Return every record verbatim.

--- Material for this task ---

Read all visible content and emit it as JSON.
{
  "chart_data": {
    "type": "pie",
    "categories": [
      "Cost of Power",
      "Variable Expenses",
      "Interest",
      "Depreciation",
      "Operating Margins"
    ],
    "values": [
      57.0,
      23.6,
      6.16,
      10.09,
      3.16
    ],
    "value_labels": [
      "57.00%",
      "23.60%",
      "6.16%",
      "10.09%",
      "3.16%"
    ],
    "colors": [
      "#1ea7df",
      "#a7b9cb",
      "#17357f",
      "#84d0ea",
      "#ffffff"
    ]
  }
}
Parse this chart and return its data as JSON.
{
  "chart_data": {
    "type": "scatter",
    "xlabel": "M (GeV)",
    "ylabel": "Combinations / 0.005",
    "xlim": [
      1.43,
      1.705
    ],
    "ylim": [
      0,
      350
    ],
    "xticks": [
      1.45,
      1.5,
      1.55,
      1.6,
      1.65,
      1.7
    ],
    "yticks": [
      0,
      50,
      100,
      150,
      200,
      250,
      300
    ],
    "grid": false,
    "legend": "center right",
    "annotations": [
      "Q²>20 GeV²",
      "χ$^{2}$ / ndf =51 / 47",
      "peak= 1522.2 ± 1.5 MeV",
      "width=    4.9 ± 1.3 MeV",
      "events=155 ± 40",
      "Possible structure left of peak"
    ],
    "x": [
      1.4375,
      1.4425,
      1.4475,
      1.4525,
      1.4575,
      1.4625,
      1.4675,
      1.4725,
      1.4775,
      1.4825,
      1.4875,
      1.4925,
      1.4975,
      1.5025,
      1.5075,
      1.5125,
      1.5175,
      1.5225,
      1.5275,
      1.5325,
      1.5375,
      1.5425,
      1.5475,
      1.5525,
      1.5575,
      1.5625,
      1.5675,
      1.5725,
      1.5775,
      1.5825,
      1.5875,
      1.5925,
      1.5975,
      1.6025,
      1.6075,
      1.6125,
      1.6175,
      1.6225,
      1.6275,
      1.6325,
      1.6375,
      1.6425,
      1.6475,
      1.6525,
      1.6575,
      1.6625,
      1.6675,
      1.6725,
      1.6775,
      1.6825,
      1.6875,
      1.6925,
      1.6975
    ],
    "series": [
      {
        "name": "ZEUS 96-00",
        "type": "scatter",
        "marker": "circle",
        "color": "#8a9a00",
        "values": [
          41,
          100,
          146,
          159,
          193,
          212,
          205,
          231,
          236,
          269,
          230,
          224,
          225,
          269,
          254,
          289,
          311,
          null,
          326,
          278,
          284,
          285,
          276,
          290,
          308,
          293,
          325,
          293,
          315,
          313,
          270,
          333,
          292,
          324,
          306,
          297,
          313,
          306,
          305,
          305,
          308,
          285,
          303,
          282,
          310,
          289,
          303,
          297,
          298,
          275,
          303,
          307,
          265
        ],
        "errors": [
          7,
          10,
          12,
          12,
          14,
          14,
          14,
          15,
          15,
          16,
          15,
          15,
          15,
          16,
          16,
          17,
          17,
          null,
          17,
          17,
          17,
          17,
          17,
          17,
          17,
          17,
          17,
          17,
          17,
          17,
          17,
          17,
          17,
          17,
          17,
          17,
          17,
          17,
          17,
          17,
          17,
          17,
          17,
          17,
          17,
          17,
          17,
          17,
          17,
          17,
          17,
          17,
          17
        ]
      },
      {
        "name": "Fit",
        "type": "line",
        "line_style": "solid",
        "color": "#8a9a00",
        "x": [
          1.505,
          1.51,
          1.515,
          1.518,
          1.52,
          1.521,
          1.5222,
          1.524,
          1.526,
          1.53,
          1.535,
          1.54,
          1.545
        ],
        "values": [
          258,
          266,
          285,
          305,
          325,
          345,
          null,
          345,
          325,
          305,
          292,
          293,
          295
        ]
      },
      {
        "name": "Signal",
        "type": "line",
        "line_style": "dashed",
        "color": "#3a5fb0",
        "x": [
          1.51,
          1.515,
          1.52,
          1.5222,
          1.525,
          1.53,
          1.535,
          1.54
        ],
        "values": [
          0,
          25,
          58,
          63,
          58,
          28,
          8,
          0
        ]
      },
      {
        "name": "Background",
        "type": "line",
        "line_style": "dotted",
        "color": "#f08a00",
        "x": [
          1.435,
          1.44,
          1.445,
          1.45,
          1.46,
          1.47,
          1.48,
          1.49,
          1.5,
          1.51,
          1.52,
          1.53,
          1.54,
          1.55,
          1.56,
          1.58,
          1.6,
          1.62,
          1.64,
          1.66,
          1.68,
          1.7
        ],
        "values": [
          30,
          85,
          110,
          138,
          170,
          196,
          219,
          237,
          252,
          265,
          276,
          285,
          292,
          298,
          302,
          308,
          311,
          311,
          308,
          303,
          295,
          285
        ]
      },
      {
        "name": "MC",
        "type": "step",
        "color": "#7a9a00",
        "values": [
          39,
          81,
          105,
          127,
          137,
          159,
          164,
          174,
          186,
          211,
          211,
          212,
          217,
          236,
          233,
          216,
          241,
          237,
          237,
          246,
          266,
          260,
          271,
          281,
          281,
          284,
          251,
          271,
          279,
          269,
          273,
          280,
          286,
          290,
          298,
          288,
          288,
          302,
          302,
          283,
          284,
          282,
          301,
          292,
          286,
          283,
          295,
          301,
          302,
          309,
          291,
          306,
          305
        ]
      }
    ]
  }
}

---

## Exercise output
Read all visible content and emit it as JSON.
{
  "chart_data": {
    "type": "pie",
    "categories": [
      "Cost of Power",
      "Variable Expenses",
      "Interest",
      "Depreciation",
      "Operating Margins"
    ],
    "values": [
      57.0,
      23.6,
      6.16,
      10.09,
      3.16
    ],
    "value_labels": [
      "57.00%",
      "23.60%",
      "6.16%",
      "10.09%",
      "3.16%"
    ],
    "colors": [
      "#1ea7df",
      "#a7b9cb",
      "#17357f",
      "#84d0ea",
      "#ffffff"
    ]
  }
}
Parse this chart and return its data as JSON.
{
  "chart_data": {
    "type": "scatter",
    "xlabel": "M (GeV)",
    "ylabel": "Combinations / 0.005",
    "xlim": [
      1.43,
      1.705
    ],
    "ylim": [
      0,
      350
    ],
    "xticks": [
      1.45,
      1.5,
      1.55,
      1.6,
      1.65,
      1.7
    ],
    "yticks": [
      0,
      50,
      100,
      150,
      200,
      250,
      300
    ],
    "grid": false,
    "legend": "center right",
    "annotations": [
      "Q²>20 GeV²",
      "χ$^{2}$ / ndf =51 / 47",
      "peak= 1522.2 ± 1.5 MeV",
      "width=    4.9 ± 1.3 MeV",
      "events=155 ± 40",
      "Possible structure left of peak"
    ],
    "x": [
      1.4375,
      1.4425,
      1.4475,
      1.4525,
      1.4575,
      1.4625,
      1.4675,
      1.4725,
      1.4775,
      1.4825,
      1.4875,
      1.4925,
      1.4975,
      1.5025,
      1.5075,
      1.5125,
      1.5175,
      1.5225,
      1.5275,
      1.5325,
      1.5375,
      1.5425,
      1.5475,
      1.5525,
      1.5575,
      1.5625,
      1.5675,
      1.5725,
      1.5775,
      1.5825,
      1.5875,
      1.5925,
      1.5975,
      1.6025,
      1.6075,
      1.6125,
      1.6175,
      1.6225,
      1.6275,
      1.6325,
      1.6375,
      1.6425,
      1.6475,
      1.6525,
      1.6575,
      1.6625,
      1.6675,
      1.6725,
      1.6775,
      1.6825,
      1.6875,
      1.6925,
      1.6975
    ],
    "series": [
      {
        "name": "ZEUS 96-00",
        "type": "scatter",
        "marker": "circle",
        "color": "#8a9a00",
        "values": [
          41,
          100,
          146,
          159,
          193,
          212,
          205,
          231,
          236,
          269,
          230,
          224,
          225,
          269,
          254,
          289,
          311,
          null,
          326,
          278,
          284,
          285,
          276,
          290,
          308,
          293,
          325,
          293,
          315,
          313,
          270,
          333,
          292,
          324,
          306,
          297,
          313,
          306,
          305,
          305,
          308,
          285,
          303,
          282,
          310,
          289,
          303,
          297,
          298,
          275,
          303,
          307,
          265
        ],
        "errors": [
          7,
          10,
          12,
          12,
          14,
          14,
          14,
          15,
          15,
          16,
          15,
          15,
          15,
          16,
          16,
          17,
          17,
          null,
          17,
          17,
          17,
          17,
          17,
          17,
          17,
          17,
          17,
          17,
          17,
          17,
          17,
          17,
          17,
          17,
          17,
          17,
          17,
          17,
          17,
          17,
          17,
          17,
          17,
          17,
          17,
          17,
          17,
          17,
          17,
          17,
          17,
          17,
          17
        ]
      },
      {
        "name": "Fit",
        "type": "line",
        "line_style": "solid",
        "color": "#8a9a00",
        "x": [
          1.505,
          1.51,
          1.515,
          1.518,
          1.52,
          1.521,
          1.5222,
          1.524,
          1.526,
          1.53,
          1.535,
          1.54,
          1.545
        ],
        "values": [
          258,
          266,
          285,
          305,
          325,
          345,
          null,
          345,
          325,
          305,
          292,
          293,
          295
        ]
      },
      {
        "name": "Signal",
        "type": "line",
        "line_style": "dashed",
        "color": "#3a5fb0",
        "x": [
          1.51,
          1.515,
          1.52,
          1.5222,
          1.525,
          1.53,
          1.535,
          1.54
        ],
        "values": [
          0,
          25,
          58,
          63,
          58,
          28,
          8,
          0
        ]
      },
      {
        "name": "Background",
        "type": "line",
        "line_style": "dotted",
        "color": "#f08a00",
        "x": [
          1.435,
          1.44,
          1.445,
          1.45,
          1.46,
          1.47,
          1.48,
          1.49,
          1.5,
          1.51,
          1.52,
          1.53,
          1.54,
          1.55,
          1.56,
          1.58,
          1.6,
          1.62,
          1.64,
          1.66,
          1.68,
          1.7
        ],
        "values": [
          30,
          85,
          110,
          138,
          170,
          196,
          219,
          237,
          252,
          265,
          276,
          285,
          292,
          298,
          302,
          308,
          311,
          311,
          308,
          303,
          295,
          285
        ]
      },
      {
        "name": "MC",
        "type": "step",
        "color": "#7a9a00",
        "values": [
          39,
          81,
          105,
          127,
          137,
          159,
          164,
          174,
          186,
          211,
          211,
          212,
          217,
          236,
          233,
          216,
          241,
          237,
          237,
          246,
          266,
          260,
          271,
          281,
          281,
          284,
          251,
          271,
          279,
          269,
          273,
          280,
          286,
          290,
          298,
          288,
          288,
          302,
          302,
          283,
          284,
          282,
          301,
          292,
          286,
          283,
          295,
          301,
          302,
          309,
          291,
          306,
          305
        ]
      }
    ]
  }
}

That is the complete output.